Exercise task =>
Your task is to return, word for word, only the lines from the line with "Read all visible" through the close of the data. Exclude all pictures.

Figure collection entries:
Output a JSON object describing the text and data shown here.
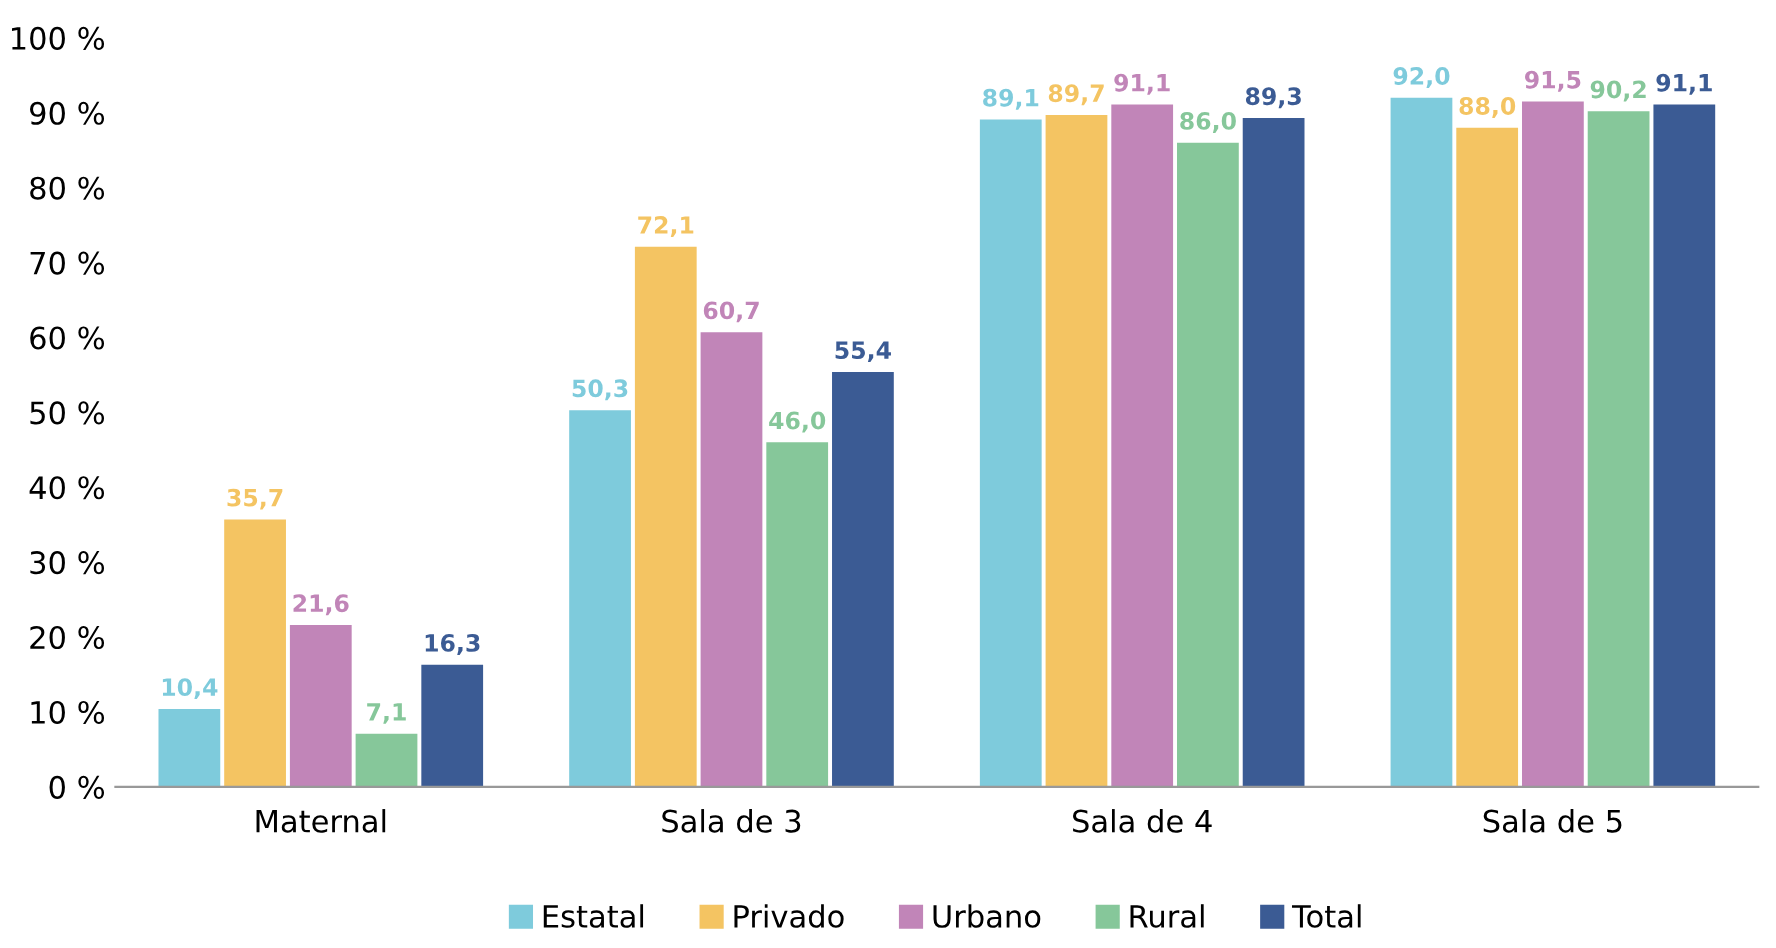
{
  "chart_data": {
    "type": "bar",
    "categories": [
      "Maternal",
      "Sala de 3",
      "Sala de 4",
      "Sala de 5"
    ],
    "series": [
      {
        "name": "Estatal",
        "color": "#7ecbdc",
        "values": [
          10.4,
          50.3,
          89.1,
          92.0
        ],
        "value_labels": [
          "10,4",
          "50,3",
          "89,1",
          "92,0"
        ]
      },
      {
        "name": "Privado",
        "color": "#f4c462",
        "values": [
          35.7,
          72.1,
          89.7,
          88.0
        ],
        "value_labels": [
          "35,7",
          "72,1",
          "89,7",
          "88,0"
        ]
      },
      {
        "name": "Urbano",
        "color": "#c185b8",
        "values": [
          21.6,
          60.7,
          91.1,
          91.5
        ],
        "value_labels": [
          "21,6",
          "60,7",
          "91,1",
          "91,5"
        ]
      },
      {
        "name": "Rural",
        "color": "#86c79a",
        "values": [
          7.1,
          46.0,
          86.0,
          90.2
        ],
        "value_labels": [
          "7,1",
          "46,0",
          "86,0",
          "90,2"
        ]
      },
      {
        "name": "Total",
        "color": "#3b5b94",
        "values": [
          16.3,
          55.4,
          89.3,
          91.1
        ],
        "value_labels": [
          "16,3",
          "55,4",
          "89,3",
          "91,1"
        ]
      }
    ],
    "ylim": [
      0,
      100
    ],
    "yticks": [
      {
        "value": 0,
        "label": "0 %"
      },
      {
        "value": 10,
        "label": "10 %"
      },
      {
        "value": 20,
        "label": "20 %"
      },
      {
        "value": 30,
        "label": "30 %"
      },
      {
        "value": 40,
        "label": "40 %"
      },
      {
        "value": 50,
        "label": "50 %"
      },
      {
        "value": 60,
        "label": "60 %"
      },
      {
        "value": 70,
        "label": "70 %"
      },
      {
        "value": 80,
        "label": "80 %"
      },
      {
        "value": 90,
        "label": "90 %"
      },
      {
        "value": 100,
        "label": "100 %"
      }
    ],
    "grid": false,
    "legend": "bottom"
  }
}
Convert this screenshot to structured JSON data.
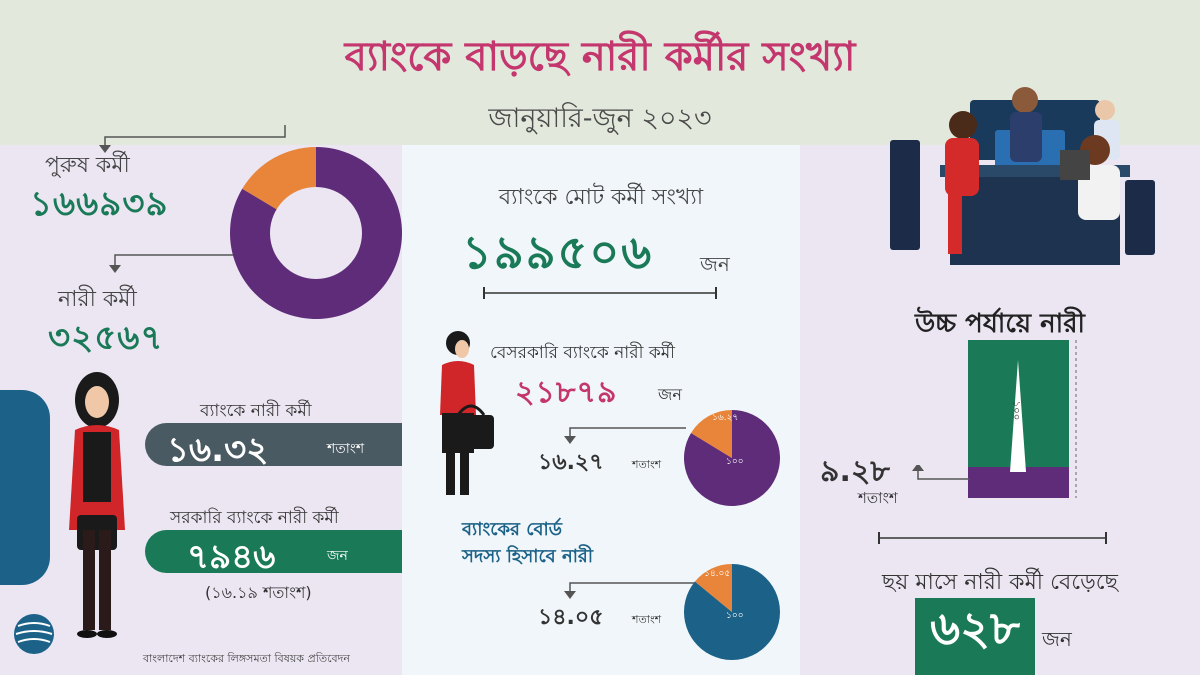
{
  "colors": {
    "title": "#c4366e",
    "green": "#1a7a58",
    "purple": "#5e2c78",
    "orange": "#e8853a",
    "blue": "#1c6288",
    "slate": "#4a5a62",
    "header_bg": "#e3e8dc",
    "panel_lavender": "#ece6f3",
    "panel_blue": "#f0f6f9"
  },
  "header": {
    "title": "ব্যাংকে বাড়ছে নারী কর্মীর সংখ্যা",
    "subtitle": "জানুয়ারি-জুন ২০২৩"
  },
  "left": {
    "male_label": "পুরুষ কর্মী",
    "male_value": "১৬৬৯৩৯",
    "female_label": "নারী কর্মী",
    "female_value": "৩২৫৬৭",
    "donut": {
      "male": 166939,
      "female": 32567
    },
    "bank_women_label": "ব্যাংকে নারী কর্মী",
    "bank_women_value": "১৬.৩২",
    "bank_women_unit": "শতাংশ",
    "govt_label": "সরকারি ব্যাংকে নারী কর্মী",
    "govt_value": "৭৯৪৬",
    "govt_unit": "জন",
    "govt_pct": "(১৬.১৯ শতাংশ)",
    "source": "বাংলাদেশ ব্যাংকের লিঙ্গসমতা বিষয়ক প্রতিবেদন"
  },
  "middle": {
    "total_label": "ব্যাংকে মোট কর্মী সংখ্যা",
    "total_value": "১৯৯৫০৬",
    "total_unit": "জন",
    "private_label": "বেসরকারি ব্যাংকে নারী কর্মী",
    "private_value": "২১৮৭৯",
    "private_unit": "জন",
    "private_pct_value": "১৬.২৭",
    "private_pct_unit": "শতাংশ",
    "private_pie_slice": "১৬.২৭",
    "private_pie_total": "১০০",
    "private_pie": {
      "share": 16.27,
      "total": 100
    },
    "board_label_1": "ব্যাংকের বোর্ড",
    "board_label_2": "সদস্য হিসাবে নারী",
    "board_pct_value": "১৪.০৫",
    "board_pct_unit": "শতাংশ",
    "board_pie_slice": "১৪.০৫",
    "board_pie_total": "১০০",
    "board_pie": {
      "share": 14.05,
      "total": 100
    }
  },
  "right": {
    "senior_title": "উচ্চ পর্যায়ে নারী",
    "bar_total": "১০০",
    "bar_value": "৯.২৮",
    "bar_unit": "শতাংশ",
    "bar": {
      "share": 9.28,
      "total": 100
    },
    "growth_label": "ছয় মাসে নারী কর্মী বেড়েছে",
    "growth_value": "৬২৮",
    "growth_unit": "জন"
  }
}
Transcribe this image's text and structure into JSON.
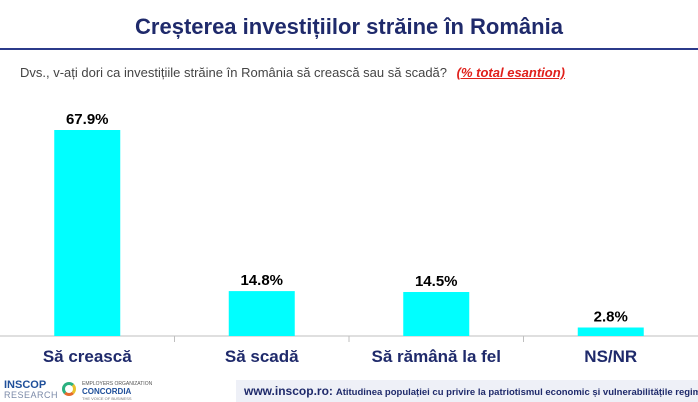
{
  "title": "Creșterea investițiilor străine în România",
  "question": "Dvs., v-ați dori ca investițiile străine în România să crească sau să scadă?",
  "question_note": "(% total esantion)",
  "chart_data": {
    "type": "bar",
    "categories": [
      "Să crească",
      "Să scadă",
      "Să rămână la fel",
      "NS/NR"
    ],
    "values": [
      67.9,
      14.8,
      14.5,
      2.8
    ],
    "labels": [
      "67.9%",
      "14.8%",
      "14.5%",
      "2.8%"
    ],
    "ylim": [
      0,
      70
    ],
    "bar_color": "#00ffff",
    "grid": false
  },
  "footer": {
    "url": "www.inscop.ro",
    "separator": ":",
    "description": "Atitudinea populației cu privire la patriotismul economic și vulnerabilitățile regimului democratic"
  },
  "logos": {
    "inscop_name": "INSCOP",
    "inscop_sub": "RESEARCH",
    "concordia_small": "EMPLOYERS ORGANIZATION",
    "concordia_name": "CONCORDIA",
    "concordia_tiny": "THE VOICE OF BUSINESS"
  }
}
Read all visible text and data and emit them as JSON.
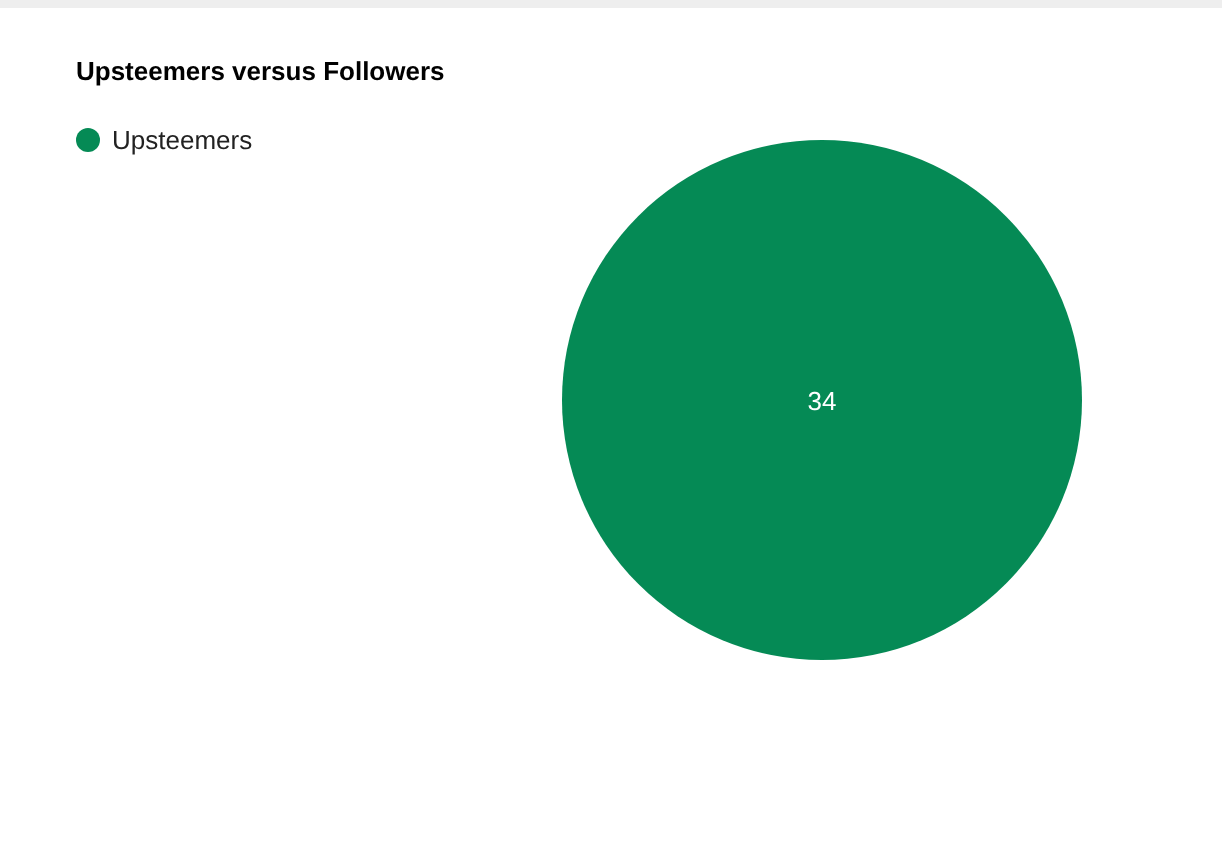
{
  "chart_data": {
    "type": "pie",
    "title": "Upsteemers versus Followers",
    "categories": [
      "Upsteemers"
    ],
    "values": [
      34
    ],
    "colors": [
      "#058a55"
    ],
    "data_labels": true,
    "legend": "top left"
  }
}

Solution to this problem =>
Read all visible text and data and emit them as JSON.
{
  "chart_data": {
    "type": "pie",
    "title": "Upsteemers versus Followers",
    "categories": [
      "Upsteemers"
    ],
    "values": [
      34
    ],
    "colors": [
      "#058a55"
    ],
    "data_labels": true,
    "legend": "top left"
  }
}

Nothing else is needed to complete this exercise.